>>>

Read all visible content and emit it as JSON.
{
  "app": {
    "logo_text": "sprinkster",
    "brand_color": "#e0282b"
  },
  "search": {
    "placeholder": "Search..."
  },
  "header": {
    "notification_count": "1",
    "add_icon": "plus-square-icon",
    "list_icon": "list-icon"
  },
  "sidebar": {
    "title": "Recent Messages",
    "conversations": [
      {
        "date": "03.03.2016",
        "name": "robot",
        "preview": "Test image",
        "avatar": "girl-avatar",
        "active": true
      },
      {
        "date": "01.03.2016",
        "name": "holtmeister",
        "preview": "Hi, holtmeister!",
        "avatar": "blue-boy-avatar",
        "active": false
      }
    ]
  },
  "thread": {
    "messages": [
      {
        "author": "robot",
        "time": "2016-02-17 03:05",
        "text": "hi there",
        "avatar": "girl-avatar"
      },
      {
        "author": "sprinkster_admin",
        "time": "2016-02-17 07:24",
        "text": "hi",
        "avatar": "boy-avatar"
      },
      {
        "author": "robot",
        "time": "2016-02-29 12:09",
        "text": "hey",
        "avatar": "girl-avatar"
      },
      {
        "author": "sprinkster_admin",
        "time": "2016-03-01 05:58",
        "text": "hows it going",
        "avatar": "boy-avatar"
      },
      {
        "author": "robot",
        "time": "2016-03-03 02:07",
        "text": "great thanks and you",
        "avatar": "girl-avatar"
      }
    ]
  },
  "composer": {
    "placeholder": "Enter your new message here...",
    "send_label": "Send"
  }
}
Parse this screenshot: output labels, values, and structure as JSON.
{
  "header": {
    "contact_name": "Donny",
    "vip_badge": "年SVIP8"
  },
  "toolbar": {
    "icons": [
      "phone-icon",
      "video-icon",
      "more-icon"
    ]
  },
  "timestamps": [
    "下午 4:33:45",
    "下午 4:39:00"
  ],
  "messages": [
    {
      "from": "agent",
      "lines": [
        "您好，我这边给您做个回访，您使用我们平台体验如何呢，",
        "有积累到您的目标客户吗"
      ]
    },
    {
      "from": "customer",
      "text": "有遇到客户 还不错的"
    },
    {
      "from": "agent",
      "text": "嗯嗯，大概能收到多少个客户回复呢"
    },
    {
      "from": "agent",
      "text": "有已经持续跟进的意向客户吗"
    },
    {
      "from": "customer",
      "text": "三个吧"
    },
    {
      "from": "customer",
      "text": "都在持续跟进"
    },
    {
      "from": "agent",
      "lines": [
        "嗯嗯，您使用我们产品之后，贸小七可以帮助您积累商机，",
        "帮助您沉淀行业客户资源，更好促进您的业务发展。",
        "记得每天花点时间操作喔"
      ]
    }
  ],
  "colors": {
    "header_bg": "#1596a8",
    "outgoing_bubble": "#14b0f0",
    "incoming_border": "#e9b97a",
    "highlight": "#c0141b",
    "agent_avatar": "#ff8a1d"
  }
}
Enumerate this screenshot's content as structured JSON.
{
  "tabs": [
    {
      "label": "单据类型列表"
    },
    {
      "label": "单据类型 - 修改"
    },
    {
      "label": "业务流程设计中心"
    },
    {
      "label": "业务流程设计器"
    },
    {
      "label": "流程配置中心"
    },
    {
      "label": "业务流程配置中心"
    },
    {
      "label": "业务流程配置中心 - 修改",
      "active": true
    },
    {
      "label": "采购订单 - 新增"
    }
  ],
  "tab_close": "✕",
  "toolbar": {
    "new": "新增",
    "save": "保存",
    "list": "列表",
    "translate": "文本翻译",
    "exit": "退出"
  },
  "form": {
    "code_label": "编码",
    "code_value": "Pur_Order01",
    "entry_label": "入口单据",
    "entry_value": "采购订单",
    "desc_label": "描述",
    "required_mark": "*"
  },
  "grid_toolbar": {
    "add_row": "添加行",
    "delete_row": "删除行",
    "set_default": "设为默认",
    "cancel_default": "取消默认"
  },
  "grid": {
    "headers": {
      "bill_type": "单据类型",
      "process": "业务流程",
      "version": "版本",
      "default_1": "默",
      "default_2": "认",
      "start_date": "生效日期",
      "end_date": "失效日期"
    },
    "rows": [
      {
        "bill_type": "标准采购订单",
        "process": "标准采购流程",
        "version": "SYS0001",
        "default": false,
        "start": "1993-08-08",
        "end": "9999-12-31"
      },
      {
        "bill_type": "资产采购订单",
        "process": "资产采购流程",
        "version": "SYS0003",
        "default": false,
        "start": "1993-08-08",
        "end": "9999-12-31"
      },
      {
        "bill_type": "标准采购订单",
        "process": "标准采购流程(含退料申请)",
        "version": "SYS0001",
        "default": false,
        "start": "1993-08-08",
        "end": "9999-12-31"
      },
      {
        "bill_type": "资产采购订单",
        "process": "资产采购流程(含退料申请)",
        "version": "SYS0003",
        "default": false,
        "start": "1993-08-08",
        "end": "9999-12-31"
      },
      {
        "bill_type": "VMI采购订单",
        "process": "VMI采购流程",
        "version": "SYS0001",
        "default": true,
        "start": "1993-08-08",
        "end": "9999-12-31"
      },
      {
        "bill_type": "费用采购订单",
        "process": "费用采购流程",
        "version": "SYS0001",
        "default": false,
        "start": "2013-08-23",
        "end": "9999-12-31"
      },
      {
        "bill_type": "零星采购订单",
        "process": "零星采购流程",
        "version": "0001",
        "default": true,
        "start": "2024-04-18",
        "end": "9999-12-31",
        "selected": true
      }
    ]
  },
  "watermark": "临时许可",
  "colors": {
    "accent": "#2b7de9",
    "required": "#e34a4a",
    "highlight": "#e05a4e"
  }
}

<<<

WHAT IS REQUIRED —
Could you quote the material above in full, exactly as it stands?

OUTPUT FOR THIS TASK —
Read all visible content and emit it as JSON.
{
  "app": {
    "logo_text": "sprinkster",
    "brand_color": "#e0282b"
  },
  "search": {
    "placeholder": "Search..."
  },
  "header": {
    "notification_count": "1",
    "add_icon": "plus-square-icon",
    "list_icon": "list-icon"
  },
  "sidebar": {
    "title": "Recent Messages",
    "conversations": [
      {
        "date": "03.03.2016",
        "name": "robot",
        "preview": "Test image",
        "avatar": "girl-avatar",
        "active": true
      },
      {
        "date": "01.03.2016",
        "name": "holtmeister",
        "preview": "Hi, holtmeister!",
        "avatar": "blue-boy-avatar",
        "active": false
      }
    ]
  },
  "thread": {
    "messages": [
      {
        "author": "robot",
        "time": "2016-02-17 03:05",
        "text": "hi there",
        "avatar": "girl-avatar"
      },
      {
        "author": "sprinkster_admin",
        "time": "2016-02-17 07:24",
        "text": "hi",
        "avatar": "boy-avatar"
      },
      {
        "author": "robot",
        "time": "2016-02-29 12:09",
        "text": "hey",
        "avatar": "girl-avatar"
      },
      {
        "author": "sprinkster_admin",
        "time": "2016-03-01 05:58",
        "text": "hows it going",
        "avatar": "boy-avatar"
      },
      {
        "author": "robot",
        "time": "2016-03-03 02:07",
        "text": "great thanks and you",
        "avatar": "girl-avatar"
      }
    ]
  },
  "composer": {
    "placeholder": "Enter your new message here...",
    "send_label": "Send"
  }
}
Parse this screenshot: output labels, values, and structure as JSON.
{
  "header": {
    "contact_name": "Donny",
    "vip_badge": "年SVIP8"
  },
  "toolbar": {
    "icons": [
      "phone-icon",
      "video-icon",
      "more-icon"
    ]
  },
  "timestamps": [
    "下午 4:33:45",
    "下午 4:39:00"
  ],
  "messages": [
    {
      "from": "agent",
      "lines": [
        "您好，我这边给您做个回访，您使用我们平台体验如何呢，",
        "有积累到您的目标客户吗"
      ]
    },
    {
      "from": "customer",
      "text": "有遇到客户 还不错的"
    },
    {
      "from": "agent",
      "text": "嗯嗯，大概能收到多少个客户回复呢"
    },
    {
      "from": "agent",
      "text": "有已经持续跟进的意向客户吗"
    },
    {
      "from": "customer",
      "text": "三个吧"
    },
    {
      "from": "customer",
      "text": "都在持续跟进"
    },
    {
      "from": "agent",
      "lines": [
        "嗯嗯，您使用我们产品之后，贸小七可以帮助您积累商机，",
        "帮助您沉淀行业客户资源，更好促进您的业务发展。",
        "记得每天花点时间操作喔"
      ]
    }
  ],
  "colors": {
    "header_bg": "#1596a8",
    "outgoing_bubble": "#14b0f0",
    "incoming_border": "#e9b97a",
    "highlight": "#c0141b",
    "agent_avatar": "#ff8a1d"
  }
}
Enumerate this screenshot's content as structured JSON.
{
  "tabs": [
    {
      "label": "单据类型列表"
    },
    {
      "label": "单据类型 - 修改"
    },
    {
      "label": "业务流程设计中心"
    },
    {
      "label": "业务流程设计器"
    },
    {
      "label": "流程配置中心"
    },
    {
      "label": "业务流程配置中心"
    },
    {
      "label": "业务流程配置中心 - 修改",
      "active": true
    },
    {
      "label": "采购订单 - 新增"
    }
  ],
  "tab_close": "✕",
  "toolbar": {
    "new": "新增",
    "save": "保存",
    "list": "列表",
    "translate": "文本翻译",
    "exit": "退出"
  },
  "form": {
    "code_label": "编码",
    "code_value": "Pur_Order01",
    "entry_label": "入口单据",
    "entry_value": "采购订单",
    "desc_label": "描述",
    "required_mark": "*"
  },
  "grid_toolbar": {
    "add_row": "添加行",
    "delete_row": "删除行",
    "set_default": "设为默认",
    "cancel_default": "取消默认"
  },
  "grid": {
    "headers": {
      "bill_type": "单据类型",
      "process": "业务流程",
      "version": "版本",
      "default_1": "默",
      "default_2": "认",
      "start_date": "生效日期",
      "end_date": "失效日期"
    },
    "rows": [
      {
        "bill_type": "标准采购订单",
        "process": "标准采购流程",
        "version": "SYS0001",
        "default": false,
        "start": "1993-08-08",
        "end": "9999-12-31"
      },
      {
        "bill_type": "资产采购订单",
        "process": "资产采购流程",
        "version": "SYS0003",
        "default": false,
        "start": "1993-08-08",
        "end": "9999-12-31"
      },
      {
        "bill_type": "标准采购订单",
        "process": "标准采购流程(含退料申请)",
        "version": "SYS0001",
        "default": false,
        "start": "1993-08-08",
        "end": "9999-12-31"
      },
      {
        "bill_type": "资产采购订单",
        "process": "资产采购流程(含退料申请)",
        "version": "SYS0003",
        "default": false,
        "start": "1993-08-08",
        "end": "9999-12-31"
      },
      {
        "bill_type": "VMI采购订单",
        "process": "VMI采购流程",
        "version": "SYS0001",
        "default": true,
        "start": "1993-08-08",
        "end": "9999-12-31"
      },
      {
        "bill_type": "费用采购订单",
        "process": "费用采购流程",
        "version": "SYS0001",
        "default": false,
        "start": "2013-08-23",
        "end": "9999-12-31"
      },
      {
        "bill_type": "零星采购订单",
        "process": "零星采购流程",
        "version": "0001",
        "default": true,
        "start": "2024-04-18",
        "end": "9999-12-31",
        "selected": true
      }
    ]
  },
  "watermark": "临时许可",
  "colors": {
    "accent": "#2b7de9",
    "required": "#e34a4a",
    "highlight": "#e05a4e"
  }
}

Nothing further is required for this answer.